Pull each line containing "故答案为" out of the data and copy it.

>> START

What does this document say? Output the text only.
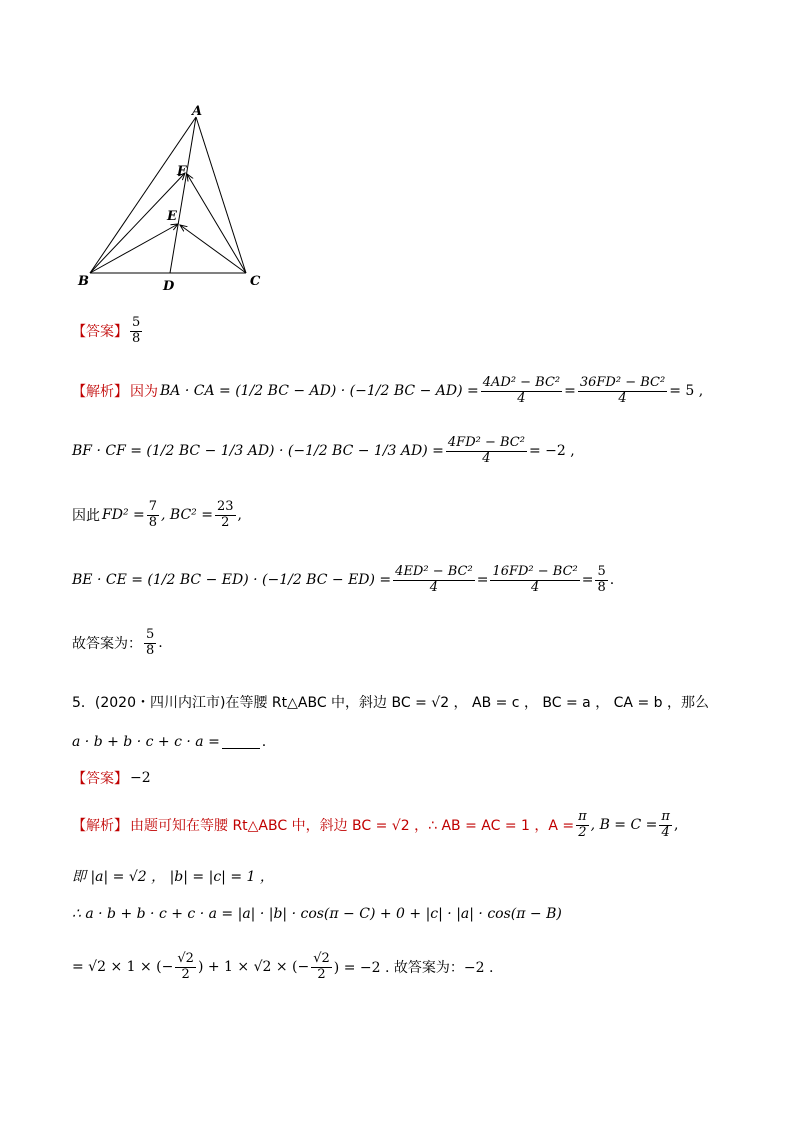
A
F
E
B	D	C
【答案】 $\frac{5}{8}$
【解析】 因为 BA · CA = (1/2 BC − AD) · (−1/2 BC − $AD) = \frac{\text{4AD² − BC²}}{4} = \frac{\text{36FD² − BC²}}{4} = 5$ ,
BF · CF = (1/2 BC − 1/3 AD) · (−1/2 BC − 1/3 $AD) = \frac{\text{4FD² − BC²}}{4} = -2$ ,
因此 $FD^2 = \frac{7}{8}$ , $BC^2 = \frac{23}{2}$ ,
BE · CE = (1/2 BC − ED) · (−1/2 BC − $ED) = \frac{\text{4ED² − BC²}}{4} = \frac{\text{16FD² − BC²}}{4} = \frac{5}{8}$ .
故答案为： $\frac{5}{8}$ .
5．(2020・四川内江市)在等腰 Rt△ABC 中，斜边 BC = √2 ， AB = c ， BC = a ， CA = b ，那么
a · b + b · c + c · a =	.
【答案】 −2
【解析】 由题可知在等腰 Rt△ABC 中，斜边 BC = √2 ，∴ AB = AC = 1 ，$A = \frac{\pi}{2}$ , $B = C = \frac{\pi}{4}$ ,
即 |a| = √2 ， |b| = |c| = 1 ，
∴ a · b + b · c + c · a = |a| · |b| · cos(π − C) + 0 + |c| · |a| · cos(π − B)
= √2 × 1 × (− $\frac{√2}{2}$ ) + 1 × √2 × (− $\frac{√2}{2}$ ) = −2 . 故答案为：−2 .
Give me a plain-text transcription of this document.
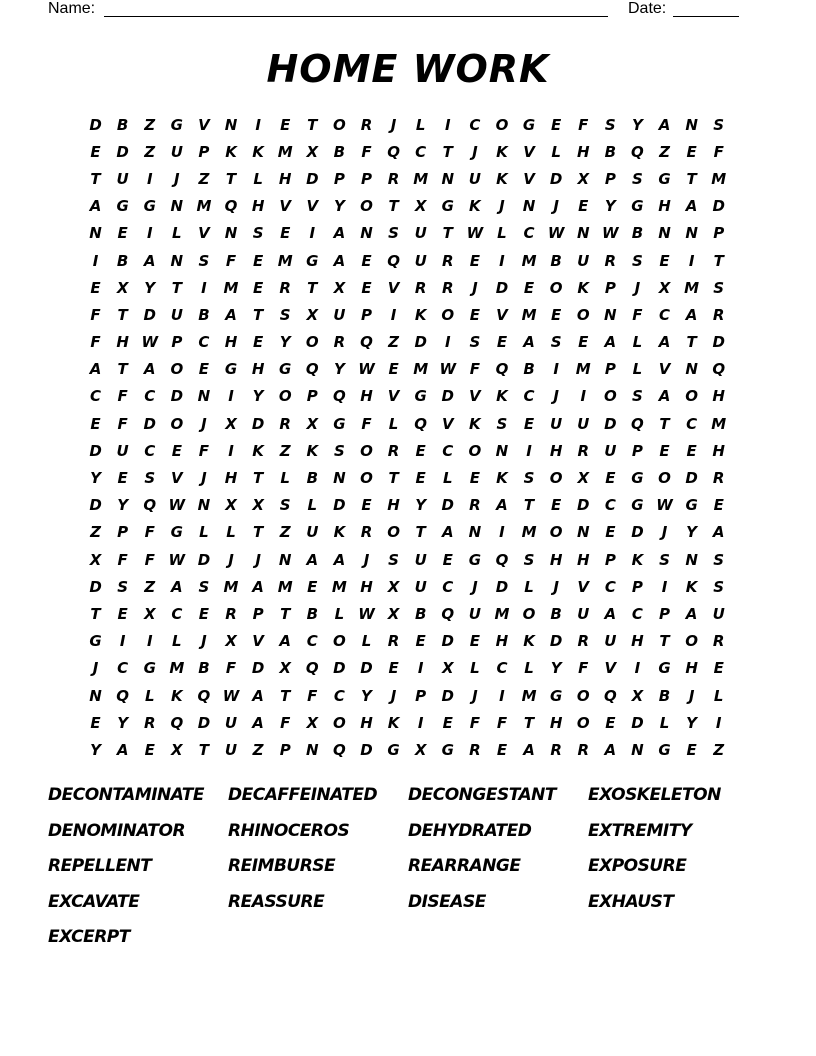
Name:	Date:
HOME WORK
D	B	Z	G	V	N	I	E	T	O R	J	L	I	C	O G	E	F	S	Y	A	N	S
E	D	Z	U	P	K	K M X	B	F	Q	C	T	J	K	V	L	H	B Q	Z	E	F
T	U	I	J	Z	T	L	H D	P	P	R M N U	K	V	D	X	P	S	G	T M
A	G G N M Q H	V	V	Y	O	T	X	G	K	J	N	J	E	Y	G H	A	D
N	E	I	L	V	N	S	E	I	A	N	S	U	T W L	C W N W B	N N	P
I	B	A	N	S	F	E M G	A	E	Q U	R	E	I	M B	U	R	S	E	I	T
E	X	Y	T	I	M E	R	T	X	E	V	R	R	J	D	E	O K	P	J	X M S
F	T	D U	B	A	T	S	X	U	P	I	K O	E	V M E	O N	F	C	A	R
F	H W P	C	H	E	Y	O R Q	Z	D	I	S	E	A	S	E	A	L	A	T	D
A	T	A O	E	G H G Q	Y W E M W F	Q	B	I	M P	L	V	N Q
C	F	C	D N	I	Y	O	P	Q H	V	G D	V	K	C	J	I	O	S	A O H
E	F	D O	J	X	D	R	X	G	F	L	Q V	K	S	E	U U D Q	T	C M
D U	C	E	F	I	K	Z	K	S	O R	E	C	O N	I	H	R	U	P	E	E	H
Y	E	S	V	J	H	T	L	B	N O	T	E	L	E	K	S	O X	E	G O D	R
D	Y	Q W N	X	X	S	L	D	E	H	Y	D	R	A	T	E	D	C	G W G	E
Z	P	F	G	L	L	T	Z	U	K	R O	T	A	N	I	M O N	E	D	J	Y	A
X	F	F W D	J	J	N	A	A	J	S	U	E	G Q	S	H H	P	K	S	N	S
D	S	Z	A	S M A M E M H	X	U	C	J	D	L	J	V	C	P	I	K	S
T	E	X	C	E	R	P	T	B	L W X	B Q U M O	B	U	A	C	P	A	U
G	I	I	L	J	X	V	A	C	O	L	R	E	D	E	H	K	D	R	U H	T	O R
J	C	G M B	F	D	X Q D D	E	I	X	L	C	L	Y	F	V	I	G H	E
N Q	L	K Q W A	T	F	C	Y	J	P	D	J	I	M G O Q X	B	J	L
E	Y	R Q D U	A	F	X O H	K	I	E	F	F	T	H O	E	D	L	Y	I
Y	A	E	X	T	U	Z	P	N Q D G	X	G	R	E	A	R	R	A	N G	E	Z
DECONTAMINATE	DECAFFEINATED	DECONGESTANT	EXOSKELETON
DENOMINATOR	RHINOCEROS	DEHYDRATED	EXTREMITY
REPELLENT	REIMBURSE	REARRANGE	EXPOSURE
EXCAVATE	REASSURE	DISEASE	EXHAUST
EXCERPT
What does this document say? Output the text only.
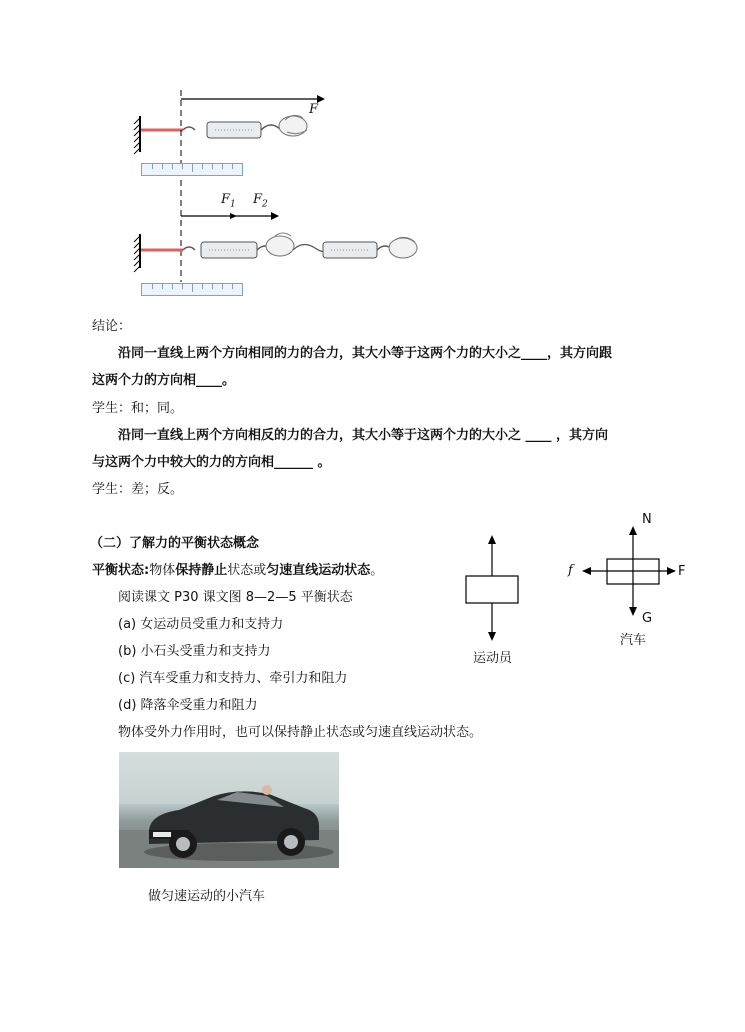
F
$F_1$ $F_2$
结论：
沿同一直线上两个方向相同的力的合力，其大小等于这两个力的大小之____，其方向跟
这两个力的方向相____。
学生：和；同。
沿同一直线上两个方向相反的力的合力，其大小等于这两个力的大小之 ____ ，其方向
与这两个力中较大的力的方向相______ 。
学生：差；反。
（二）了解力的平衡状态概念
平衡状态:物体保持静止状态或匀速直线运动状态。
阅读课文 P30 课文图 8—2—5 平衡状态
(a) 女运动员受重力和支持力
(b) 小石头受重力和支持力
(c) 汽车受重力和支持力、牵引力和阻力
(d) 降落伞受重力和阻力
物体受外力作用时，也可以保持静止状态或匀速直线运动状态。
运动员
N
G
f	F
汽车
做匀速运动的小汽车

>> END

* Answer to this problem
故答案为： $\frac{5}{8}$ .
= √2 × 1 × (− $\frac{√2}{2}$ ) + 1 × √2 × (− $\frac{√2}{2}$ ) = −2 . 故答案为：−2 .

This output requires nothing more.